(Extract to read)
A convex or plus lens can be thought of as two prisms cemented together at their bases. Light rays travelling through a prism are bent towards the base. When the eye looks through the center of a convex lens, this effect is absent. But when the axis of the eye and the center of the lens do not coincide, the prismatic effect must be considered.

In the diagram below, the interpupillary distance of the eyes is less than the optical centers of the lenses. The result is that the object appears to be at position B when it is actually at position A. This means that the eyes must converge more than expected.

Prismatic effect
Increased convergence.

When the accommodation is eliminated through the use of convex reading glasses, it would be beneficial to eliminate or reduce the convergence also. So, the situation shown in the diagram should be avoided. This is particularly important in people with exophoria. That may sound like something terrible, but it is merely a latent difficulty in converging sufficiently when doing a close task. The person may find close work tiring or may be entirely free from any symptoms. Vision tests can reveal this condition. Normally, it is of no importance. But, if much close work is done without accommodation (which normally assists convergence), tired eyes or even double vision can occur.

This problem is of importance only in reading glasses. In the Myopter, since its design eliminates convergence, the small prismatic effect caused by the lenses is of little consequence.
(End Extract to read)
* Complete the following:
- A) Quote every sentence in the passage on the prismatic effect of convex lenses that begins with the word "This".
- B) Answer these questions from the passage on the prismatic effect of convex lenses, one per line:
(i) Toward which part of a prism are light rays bent?
(ii) According to the passage, what can reveal exophoria?
(iii) Why is the small prismatic effect of the lenses of little consequence in the Myopter?
- C) Write the next paragraph of the passage on the prismatic effect of convex lenses, continuing after its final sentence.
(Data provided)
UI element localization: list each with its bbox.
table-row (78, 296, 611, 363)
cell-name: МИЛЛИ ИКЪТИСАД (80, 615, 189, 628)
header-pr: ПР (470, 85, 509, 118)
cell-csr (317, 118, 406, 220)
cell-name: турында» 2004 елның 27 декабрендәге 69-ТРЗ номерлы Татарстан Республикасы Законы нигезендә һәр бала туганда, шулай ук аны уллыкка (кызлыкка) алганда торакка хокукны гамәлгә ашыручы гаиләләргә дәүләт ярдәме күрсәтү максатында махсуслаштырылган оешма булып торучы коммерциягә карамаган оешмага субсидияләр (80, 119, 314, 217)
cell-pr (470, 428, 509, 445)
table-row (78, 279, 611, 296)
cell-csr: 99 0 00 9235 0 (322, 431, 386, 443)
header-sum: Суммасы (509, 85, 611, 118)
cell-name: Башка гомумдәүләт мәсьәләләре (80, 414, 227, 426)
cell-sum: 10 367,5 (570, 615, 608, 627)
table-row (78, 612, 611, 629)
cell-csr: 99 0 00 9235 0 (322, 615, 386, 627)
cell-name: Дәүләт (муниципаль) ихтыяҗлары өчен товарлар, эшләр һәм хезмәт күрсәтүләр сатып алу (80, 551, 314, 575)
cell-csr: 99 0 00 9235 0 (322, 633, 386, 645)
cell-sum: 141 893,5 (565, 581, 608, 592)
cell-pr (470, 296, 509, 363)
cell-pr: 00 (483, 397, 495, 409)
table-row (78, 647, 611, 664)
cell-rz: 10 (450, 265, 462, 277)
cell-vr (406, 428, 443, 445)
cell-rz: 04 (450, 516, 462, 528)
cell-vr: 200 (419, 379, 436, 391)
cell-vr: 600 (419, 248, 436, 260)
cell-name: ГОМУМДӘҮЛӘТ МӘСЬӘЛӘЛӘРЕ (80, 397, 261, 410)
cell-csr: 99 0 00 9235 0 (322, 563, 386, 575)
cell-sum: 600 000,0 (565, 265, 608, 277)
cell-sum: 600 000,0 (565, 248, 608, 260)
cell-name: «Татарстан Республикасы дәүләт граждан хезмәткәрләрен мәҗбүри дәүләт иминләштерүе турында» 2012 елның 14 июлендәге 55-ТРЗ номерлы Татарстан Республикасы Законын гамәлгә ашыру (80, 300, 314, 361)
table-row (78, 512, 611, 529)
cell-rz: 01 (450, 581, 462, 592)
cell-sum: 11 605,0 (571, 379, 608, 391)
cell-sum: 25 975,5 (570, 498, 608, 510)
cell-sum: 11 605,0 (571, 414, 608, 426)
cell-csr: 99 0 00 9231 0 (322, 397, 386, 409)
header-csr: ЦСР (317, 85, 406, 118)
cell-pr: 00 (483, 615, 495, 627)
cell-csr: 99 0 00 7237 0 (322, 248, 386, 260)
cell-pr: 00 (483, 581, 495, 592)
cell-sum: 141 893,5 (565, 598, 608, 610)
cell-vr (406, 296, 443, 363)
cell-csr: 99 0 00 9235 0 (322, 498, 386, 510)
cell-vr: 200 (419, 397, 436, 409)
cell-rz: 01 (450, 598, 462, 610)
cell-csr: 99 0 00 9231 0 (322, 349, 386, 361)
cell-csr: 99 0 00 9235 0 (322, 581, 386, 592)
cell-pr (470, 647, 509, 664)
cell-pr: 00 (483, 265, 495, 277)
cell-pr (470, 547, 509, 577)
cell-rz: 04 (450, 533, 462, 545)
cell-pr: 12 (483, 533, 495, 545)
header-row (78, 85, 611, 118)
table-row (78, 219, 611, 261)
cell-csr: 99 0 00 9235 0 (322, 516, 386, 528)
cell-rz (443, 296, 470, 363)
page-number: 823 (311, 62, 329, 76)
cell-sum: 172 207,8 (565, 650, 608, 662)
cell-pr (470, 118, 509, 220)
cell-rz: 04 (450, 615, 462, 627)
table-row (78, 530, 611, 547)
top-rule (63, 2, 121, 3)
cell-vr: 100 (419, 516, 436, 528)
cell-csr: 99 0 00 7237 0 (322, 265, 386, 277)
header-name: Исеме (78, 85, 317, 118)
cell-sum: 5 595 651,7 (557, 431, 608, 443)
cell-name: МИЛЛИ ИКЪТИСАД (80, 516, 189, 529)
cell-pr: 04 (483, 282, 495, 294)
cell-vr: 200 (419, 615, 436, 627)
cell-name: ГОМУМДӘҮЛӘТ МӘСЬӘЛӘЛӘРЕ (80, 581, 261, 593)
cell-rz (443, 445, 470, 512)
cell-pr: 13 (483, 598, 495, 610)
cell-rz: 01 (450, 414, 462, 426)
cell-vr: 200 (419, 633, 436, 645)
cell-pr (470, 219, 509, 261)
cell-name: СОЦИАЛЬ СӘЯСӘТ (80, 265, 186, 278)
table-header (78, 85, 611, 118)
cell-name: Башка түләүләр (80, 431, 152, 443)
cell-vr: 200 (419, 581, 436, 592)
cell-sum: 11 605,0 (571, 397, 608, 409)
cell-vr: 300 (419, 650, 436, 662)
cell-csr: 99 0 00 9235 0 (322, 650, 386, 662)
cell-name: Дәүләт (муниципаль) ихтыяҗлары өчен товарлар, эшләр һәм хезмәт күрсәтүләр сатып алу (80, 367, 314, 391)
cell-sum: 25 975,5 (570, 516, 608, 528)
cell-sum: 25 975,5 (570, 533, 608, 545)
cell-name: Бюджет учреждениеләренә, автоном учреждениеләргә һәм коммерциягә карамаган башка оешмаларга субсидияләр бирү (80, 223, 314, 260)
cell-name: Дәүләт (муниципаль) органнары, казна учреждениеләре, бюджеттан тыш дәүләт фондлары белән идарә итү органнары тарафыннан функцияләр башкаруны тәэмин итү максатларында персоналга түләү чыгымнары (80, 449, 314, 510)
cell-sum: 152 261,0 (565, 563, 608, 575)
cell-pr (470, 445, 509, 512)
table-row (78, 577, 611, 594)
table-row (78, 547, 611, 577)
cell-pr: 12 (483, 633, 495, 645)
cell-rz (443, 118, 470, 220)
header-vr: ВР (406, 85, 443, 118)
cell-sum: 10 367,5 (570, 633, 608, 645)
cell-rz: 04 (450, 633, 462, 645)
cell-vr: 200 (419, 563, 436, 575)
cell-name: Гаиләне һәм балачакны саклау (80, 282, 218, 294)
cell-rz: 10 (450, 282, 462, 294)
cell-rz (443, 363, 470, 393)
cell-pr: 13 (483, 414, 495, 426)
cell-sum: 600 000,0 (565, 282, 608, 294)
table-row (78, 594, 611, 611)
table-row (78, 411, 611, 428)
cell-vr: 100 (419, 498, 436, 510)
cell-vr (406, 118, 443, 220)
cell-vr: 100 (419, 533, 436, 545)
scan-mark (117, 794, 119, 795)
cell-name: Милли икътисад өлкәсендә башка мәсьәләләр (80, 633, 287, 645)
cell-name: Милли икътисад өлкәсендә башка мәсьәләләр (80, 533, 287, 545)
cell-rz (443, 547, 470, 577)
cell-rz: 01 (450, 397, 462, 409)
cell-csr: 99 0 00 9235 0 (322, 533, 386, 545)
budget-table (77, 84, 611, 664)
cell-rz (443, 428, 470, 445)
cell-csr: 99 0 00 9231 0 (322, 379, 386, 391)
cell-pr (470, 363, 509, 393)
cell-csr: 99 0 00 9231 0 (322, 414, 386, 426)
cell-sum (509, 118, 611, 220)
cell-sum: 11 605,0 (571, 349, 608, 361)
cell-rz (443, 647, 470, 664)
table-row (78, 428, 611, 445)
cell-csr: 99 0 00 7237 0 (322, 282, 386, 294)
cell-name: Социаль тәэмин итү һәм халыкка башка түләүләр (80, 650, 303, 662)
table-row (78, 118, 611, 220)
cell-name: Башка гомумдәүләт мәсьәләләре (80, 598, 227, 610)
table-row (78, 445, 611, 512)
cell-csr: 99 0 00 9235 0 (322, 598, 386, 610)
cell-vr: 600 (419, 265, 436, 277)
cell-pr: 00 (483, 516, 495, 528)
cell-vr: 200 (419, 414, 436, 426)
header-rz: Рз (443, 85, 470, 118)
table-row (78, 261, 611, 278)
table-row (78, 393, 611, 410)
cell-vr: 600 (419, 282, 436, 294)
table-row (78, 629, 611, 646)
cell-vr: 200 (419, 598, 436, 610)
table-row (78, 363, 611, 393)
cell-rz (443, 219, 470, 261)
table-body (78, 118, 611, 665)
(End Data provided)
* Responses per task:
- A)
"This means that the eyes must converge more than expected."
"This is particularly important in people with exophoria."
"This problem is of importance only in reading glasses."

- B)
(i) Toward the base.
(ii) Vision tests.
(iii) Its design eliminates convergence.

- C)
To take this idea one step further, a good case can be made to initially decenter the lenses toward the nose. This results in less convergence being required, as shown in the drawing below. The viewed object is at A but appears to be at B.

Prismatic effect
Decreased convergence.

The more a lens is decentered, the stronger the effect it will have on the convergence. Decentering a 10 diopter lens 1 mm has the same effect as decentering a 1 diopter lens 10 mm. Both these examples produce what is defined as one prism diopter of deviation, which is a 10 mm deviation at a distance of one meter.

Unfortunately, it takes a fairly strong lens and good deal of displacement to create a significant amount of induced prism. As an example, decentering a +3 D lens 6 mm toward the nose only moves the line of sight outward 0.6 cm at normal reading distance of 33 cm.